--- Start of RECORDS TO USE ---
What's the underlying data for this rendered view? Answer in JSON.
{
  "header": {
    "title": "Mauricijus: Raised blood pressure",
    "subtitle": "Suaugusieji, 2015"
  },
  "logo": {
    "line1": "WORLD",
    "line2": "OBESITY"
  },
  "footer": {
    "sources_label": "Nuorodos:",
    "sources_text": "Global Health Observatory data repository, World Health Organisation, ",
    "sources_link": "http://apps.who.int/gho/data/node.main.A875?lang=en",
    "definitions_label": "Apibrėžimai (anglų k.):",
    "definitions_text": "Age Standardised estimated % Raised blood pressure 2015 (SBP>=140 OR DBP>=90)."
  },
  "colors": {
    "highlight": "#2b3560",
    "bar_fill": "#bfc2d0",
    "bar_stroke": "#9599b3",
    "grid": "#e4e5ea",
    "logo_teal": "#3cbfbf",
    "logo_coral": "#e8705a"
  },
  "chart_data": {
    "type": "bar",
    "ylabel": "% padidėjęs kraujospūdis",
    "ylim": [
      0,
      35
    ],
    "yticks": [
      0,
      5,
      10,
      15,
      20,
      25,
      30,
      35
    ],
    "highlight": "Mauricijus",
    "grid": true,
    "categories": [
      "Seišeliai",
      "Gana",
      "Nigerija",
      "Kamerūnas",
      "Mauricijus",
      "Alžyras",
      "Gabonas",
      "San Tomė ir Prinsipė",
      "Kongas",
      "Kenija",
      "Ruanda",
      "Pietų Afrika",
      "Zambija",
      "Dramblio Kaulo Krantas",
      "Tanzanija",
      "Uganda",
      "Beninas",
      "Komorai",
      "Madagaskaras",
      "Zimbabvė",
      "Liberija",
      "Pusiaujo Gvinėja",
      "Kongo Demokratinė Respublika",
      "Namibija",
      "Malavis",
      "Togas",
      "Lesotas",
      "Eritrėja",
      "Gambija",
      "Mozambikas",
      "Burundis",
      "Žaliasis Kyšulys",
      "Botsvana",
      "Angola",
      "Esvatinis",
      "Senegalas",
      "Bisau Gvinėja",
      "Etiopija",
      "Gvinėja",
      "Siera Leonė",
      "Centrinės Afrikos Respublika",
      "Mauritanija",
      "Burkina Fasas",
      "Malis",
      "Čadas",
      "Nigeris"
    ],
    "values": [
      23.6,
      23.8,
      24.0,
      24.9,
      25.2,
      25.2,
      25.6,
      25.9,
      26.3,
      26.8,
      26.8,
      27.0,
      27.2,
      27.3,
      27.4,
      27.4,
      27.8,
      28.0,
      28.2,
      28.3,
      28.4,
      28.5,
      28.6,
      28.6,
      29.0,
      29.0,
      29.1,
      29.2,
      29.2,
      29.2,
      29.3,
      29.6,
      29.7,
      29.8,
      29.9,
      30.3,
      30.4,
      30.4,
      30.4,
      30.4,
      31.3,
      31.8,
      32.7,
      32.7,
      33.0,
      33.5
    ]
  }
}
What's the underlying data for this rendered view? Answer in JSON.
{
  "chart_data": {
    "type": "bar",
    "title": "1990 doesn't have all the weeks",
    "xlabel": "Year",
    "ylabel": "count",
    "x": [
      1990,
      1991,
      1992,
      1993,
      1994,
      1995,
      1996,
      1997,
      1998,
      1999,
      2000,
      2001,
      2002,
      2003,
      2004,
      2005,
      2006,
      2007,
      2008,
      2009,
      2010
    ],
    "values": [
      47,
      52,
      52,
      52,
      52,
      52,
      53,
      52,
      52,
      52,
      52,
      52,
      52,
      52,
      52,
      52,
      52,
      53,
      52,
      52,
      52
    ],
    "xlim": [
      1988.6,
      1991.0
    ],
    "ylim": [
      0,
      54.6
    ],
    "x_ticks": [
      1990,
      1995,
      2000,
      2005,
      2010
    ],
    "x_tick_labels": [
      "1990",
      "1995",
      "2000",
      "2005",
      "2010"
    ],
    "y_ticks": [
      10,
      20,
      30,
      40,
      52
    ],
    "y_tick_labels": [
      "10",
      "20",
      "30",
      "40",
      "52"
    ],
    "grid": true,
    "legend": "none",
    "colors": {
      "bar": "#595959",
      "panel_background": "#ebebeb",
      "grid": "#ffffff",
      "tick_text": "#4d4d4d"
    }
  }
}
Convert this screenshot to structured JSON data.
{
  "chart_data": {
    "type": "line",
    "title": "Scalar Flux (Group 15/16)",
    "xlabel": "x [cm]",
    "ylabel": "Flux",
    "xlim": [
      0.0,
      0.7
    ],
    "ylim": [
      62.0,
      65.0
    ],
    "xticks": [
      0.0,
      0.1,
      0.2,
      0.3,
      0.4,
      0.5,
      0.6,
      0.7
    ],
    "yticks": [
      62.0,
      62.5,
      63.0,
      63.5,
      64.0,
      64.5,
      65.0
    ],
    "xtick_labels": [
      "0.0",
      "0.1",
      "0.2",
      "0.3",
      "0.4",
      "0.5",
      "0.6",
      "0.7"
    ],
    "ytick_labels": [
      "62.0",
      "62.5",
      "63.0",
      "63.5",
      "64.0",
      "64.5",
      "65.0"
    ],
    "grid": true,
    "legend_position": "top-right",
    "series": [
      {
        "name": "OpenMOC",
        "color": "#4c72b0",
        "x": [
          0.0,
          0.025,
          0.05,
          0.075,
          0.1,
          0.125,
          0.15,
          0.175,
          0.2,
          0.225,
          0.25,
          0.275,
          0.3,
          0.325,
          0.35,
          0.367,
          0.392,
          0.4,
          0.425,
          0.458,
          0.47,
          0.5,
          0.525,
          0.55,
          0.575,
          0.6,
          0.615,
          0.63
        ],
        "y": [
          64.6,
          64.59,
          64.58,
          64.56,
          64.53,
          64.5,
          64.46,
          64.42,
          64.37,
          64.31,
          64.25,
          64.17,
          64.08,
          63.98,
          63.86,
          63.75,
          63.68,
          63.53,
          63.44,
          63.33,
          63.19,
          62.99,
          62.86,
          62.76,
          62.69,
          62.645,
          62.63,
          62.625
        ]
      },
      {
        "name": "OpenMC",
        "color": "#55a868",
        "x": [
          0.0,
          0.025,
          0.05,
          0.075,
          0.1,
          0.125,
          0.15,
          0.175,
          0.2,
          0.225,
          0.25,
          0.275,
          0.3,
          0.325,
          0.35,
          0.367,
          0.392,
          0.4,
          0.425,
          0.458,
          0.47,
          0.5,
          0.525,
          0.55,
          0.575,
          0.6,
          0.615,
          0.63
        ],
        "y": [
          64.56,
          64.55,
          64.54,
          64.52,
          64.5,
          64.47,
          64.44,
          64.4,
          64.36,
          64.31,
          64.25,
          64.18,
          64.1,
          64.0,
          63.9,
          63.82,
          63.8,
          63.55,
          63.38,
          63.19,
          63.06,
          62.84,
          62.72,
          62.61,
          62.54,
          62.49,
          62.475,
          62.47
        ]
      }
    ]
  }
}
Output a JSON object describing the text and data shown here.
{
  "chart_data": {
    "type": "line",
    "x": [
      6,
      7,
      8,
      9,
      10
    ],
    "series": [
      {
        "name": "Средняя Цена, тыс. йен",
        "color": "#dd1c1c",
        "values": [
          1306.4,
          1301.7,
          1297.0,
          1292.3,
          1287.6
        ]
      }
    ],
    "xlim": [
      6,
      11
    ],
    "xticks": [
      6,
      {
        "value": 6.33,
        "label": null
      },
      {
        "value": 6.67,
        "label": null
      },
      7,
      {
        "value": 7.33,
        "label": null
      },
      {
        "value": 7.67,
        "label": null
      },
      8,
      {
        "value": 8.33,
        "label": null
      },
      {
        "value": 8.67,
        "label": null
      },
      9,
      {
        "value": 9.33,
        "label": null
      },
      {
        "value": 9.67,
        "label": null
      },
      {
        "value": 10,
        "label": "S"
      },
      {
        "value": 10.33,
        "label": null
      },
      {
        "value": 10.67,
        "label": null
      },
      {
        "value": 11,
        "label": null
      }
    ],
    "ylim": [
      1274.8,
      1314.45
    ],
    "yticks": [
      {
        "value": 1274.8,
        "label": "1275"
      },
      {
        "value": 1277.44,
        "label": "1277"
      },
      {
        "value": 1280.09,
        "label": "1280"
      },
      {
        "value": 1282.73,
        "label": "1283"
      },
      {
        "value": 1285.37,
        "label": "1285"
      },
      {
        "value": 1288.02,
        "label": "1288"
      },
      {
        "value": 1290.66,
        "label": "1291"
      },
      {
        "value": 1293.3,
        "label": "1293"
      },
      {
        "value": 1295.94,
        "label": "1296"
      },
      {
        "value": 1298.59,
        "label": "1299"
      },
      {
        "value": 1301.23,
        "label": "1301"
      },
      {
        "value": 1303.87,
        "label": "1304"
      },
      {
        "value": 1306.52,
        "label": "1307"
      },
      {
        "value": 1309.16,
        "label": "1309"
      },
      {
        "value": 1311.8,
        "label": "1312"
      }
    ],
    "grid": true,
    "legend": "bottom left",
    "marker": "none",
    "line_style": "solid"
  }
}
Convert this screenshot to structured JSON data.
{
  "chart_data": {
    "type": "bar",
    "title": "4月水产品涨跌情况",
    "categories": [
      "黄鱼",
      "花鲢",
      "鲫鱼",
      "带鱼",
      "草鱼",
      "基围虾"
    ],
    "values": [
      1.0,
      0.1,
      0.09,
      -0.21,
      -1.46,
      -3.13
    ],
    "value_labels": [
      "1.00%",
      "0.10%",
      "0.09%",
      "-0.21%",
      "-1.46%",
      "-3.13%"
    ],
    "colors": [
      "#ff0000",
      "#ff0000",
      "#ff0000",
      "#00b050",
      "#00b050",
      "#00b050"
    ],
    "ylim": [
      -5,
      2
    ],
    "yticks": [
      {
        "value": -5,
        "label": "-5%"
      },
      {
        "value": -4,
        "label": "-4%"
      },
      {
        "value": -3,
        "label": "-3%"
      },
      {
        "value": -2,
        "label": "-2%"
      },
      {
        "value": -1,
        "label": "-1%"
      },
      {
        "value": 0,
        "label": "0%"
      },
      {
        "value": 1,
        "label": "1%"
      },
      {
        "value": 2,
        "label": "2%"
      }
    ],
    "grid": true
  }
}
--- End of RECORDS TO USE ---
Check every line of the data, and copy the ones that contain "blood".

    "title": "Mauricijus: Raised blood pressure",
    "definitions_text": "Age Standardised estimated % Raised blood pressure 2015 (SBP>=140 OR DBP>=90)."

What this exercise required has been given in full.